A run of records
- - - - -
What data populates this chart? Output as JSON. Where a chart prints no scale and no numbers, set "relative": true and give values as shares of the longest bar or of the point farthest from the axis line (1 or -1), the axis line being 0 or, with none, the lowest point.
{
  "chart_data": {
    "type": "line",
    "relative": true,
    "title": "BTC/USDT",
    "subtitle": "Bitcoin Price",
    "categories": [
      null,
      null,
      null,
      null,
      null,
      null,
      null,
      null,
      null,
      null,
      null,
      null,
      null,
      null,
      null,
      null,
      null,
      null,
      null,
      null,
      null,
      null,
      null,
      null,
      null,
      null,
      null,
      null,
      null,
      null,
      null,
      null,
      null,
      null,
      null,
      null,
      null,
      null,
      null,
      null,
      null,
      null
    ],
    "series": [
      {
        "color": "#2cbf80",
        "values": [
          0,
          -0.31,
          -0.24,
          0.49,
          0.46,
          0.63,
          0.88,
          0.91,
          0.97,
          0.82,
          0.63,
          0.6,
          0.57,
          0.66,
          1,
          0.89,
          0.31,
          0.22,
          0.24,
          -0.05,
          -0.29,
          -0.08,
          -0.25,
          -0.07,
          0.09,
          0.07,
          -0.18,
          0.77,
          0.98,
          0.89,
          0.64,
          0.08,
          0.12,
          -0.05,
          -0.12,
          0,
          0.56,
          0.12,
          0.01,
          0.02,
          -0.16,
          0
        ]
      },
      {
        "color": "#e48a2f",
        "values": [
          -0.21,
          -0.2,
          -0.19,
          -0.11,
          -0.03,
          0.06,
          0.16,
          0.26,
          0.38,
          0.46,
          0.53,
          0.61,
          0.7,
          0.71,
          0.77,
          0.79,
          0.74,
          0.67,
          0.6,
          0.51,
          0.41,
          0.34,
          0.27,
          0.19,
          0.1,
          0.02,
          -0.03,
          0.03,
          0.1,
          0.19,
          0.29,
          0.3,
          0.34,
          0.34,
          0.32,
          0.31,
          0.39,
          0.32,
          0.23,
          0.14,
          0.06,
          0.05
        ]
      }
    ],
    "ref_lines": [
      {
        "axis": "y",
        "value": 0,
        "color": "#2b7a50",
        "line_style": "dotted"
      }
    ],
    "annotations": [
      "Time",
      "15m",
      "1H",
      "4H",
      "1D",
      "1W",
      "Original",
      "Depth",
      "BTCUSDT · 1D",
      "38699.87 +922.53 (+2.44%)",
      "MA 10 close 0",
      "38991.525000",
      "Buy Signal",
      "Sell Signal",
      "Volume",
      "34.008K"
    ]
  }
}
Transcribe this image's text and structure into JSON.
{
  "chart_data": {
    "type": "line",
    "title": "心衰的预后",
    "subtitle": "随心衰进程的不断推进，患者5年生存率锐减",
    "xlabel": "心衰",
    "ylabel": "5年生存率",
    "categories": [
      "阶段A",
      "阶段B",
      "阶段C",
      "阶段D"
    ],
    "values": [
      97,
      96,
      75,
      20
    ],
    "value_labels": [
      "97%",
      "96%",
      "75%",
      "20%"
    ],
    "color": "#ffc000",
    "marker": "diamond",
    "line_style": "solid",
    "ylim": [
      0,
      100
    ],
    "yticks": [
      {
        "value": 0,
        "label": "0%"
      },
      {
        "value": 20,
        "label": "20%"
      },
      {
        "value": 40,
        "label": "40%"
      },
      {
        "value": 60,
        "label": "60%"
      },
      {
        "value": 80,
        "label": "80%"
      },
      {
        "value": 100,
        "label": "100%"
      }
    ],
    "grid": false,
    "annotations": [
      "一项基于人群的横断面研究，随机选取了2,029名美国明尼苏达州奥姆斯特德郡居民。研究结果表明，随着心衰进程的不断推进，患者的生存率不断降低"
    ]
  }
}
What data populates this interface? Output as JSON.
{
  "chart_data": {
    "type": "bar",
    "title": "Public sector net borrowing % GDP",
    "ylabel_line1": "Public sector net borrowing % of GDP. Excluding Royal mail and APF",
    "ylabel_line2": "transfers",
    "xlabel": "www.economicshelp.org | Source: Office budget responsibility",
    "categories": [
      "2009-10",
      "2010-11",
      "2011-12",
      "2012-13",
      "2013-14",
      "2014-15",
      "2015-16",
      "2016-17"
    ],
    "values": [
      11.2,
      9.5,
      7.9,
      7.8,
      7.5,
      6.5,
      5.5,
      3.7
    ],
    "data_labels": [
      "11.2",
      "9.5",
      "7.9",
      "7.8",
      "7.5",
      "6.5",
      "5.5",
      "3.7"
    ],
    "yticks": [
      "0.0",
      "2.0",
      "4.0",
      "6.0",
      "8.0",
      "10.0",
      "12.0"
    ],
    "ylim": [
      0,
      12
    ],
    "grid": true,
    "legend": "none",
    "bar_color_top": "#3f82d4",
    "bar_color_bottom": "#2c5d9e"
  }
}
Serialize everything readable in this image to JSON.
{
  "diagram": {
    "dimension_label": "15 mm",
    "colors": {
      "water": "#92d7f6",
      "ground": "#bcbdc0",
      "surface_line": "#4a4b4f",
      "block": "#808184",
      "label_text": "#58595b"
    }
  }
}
- - - - -
**OBJECTIVE**
Every entry should be output exactly as written, please.

**FINISHED EXERCISE**
What data populates this chart? Output as JSON. Where a chart prints no scale and no numbers, set "relative": true and give values as shares of the longest bar or of the point farthest from the axis line (1 or -1), the axis line being 0 or, with none, the lowest point.
{
  "chart_data": {
    "type": "line",
    "relative": true,
    "title": "BTC/USDT",
    "subtitle": "Bitcoin Price",
    "categories": [
      null,
      null,
      null,
      null,
      null,
      null,
      null,
      null,
      null,
      null,
      null,
      null,
      null,
      null,
      null,
      null,
      null,
      null,
      null,
      null,
      null,
      null,
      null,
      null,
      null,
      null,
      null,
      null,
      null,
      null,
      null,
      null,
      null,
      null,
      null,
      null,
      null,
      null,
      null,
      null,
      null,
      null
    ],
    "series": [
      {
        "color": "#2cbf80",
        "values": [
          0,
          -0.31,
          -0.24,
          0.49,
          0.46,
          0.63,
          0.88,
          0.91,
          0.97,
          0.82,
          0.63,
          0.6,
          0.57,
          0.66,
          1,
          0.89,
          0.31,
          0.22,
          0.24,
          -0.05,
          -0.29,
          -0.08,
          -0.25,
          -0.07,
          0.09,
          0.07,
          -0.18,
          0.77,
          0.98,
          0.89,
          0.64,
          0.08,
          0.12,
          -0.05,
          -0.12,
          0,
          0.56,
          0.12,
          0.01,
          0.02,
          -0.16,
          0
        ]
      },
      {
        "color": "#e48a2f",
        "values": [
          -0.21,
          -0.2,
          -0.19,
          -0.11,
          -0.03,
          0.06,
          0.16,
          0.26,
          0.38,
          0.46,
          0.53,
          0.61,
          0.7,
          0.71,
          0.77,
          0.79,
          0.74,
          0.67,
          0.6,
          0.51,
          0.41,
          0.34,
          0.27,
          0.19,
          0.1,
          0.02,
          -0.03,
          0.03,
          0.1,
          0.19,
          0.29,
          0.3,
          0.34,
          0.34,
          0.32,
          0.31,
          0.39,
          0.32,
          0.23,
          0.14,
          0.06,
          0.05
        ]
      }
    ],
    "ref_lines": [
      {
        "axis": "y",
        "value": 0,
        "color": "#2b7a50",
        "line_style": "dotted"
      }
    ],
    "annotations": [
      "Time",
      "15m",
      "1H",
      "4H",
      "1D",
      "1W",
      "Original",
      "Depth",
      "BTCUSDT · 1D",
      "38699.87 +922.53 (+2.44%)",
      "MA 10 close 0",
      "38991.525000",
      "Buy Signal",
      "Sell Signal",
      "Volume",
      "34.008K"
    ]
  }
}
Transcribe this image's text and structure into JSON.
{
  "chart_data": {
    "type": "line",
    "title": "心衰的预后",
    "subtitle": "随心衰进程的不断推进，患者5年生存率锐减",
    "xlabel": "心衰",
    "ylabel": "5年生存率",
    "categories": [
      "阶段A",
      "阶段B",
      "阶段C",
      "阶段D"
    ],
    "values": [
      97,
      96,
      75,
      20
    ],
    "value_labels": [
      "97%",
      "96%",
      "75%",
      "20%"
    ],
    "color": "#ffc000",
    "marker": "diamond",
    "line_style": "solid",
    "ylim": [
      0,
      100
    ],
    "yticks": [
      {
        "value": 0,
        "label": "0%"
      },
      {
        "value": 20,
        "label": "20%"
      },
      {
        "value": 40,
        "label": "40%"
      },
      {
        "value": 60,
        "label": "60%"
      },
      {
        "value": 80,
        "label": "80%"
      },
      {
        "value": 100,
        "label": "100%"
      }
    ],
    "grid": false,
    "annotations": [
      "一项基于人群的横断面研究，随机选取了2,029名美国明尼苏达州奥姆斯特德郡居民。研究结果表明，随着心衰进程的不断推进，患者的生存率不断降低"
    ]
  }
}
What data populates this interface? Output as JSON.
{
  "chart_data": {
    "type": "bar",
    "title": "Public sector net borrowing % GDP",
    "ylabel_line1": "Public sector net borrowing % of GDP. Excluding Royal mail and APF",
    "ylabel_line2": "transfers",
    "xlabel": "www.economicshelp.org | Source: Office budget responsibility",
    "categories": [
      "2009-10",
      "2010-11",
      "2011-12",
      "2012-13",
      "2013-14",
      "2014-15",
      "2015-16",
      "2016-17"
    ],
    "values": [
      11.2,
      9.5,
      7.9,
      7.8,
      7.5,
      6.5,
      5.5,
      3.7
    ],
    "data_labels": [
      "11.2",
      "9.5",
      "7.9",
      "7.8",
      "7.5",
      "6.5",
      "5.5",
      "3.7"
    ],
    "yticks": [
      "0.0",
      "2.0",
      "4.0",
      "6.0",
      "8.0",
      "10.0",
      "12.0"
    ],
    "ylim": [
      0,
      12
    ],
    "grid": true,
    "legend": "none",
    "bar_color_top": "#3f82d4",
    "bar_color_bottom": "#2c5d9e"
  }
}
Serialize everything readable in this image to JSON.
{
  "diagram": {
    "dimension_label": "15 mm",
    "colors": {
      "water": "#92d7f6",
      "ground": "#bcbdc0",
      "surface_line": "#4a4b4f",
      "block": "#808184",
      "label_text": "#58595b"
    }
  }
}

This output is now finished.